## Exercise description
Leave out the pictures and repeat every record exactly.

## Dataset records
╔══

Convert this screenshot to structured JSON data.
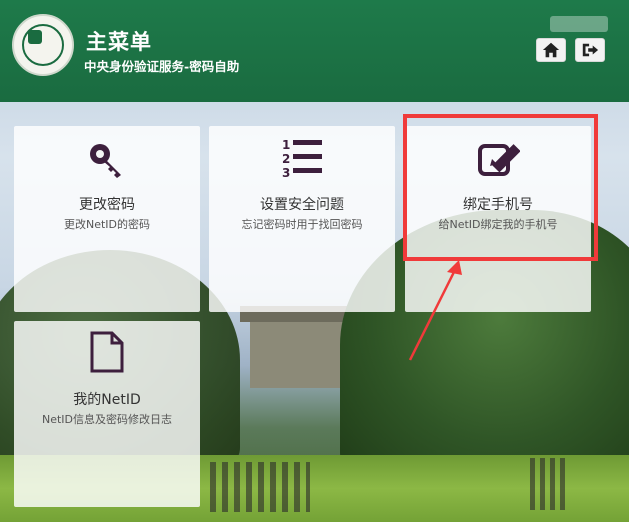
{
  "header": {
    "title": "主菜单",
    "subtitle": "中央身份验证服务-密码自助",
    "home_icon": "home-icon",
    "logout_icon": "logout-icon"
  },
  "tiles": [
    {
      "name": "更改密码",
      "desc": "更改NetID的密码",
      "icon": "key-icon"
    },
    {
      "name": "设置安全问题",
      "desc": "忘记密码时用于找回密码",
      "icon": "numbered-list-icon"
    },
    {
      "name": "绑定手机号",
      "desc": "给NetID绑定我的手机号",
      "icon": "edit-icon"
    },
    {
      "name": "我的NetID",
      "desc": "NetID信息及密码修改日志",
      "icon": "document-icon"
    }
  ],
  "colors": {
    "header_green": "#1a6b40",
    "icon_purple": "#3d1f3d",
    "highlight_red": "#f03a3a"
  }
}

╚══

## Answer to this exercise
Convert this screenshot to structured JSON data.
{
  "header": {
    "title": "主菜单",
    "subtitle": "中央身份验证服务-密码自助",
    "home_icon": "home-icon",
    "logout_icon": "logout-icon"
  },
  "tiles": [
    {
      "name": "更改密码",
      "desc": "更改NetID的密码",
      "icon": "key-icon"
    },
    {
      "name": "设置安全问题",
      "desc": "忘记密码时用于找回密码",
      "icon": "numbered-list-icon"
    },
    {
      "name": "绑定手机号",
      "desc": "给NetID绑定我的手机号",
      "icon": "edit-icon"
    },
    {
      "name": "我的NetID",
      "desc": "NetID信息及密码修改日志",
      "icon": "document-icon"
    }
  ],
  "colors": {
    "header_green": "#1a6b40",
    "icon_purple": "#3d1f3d",
    "highlight_red": "#f03a3a"
  }
}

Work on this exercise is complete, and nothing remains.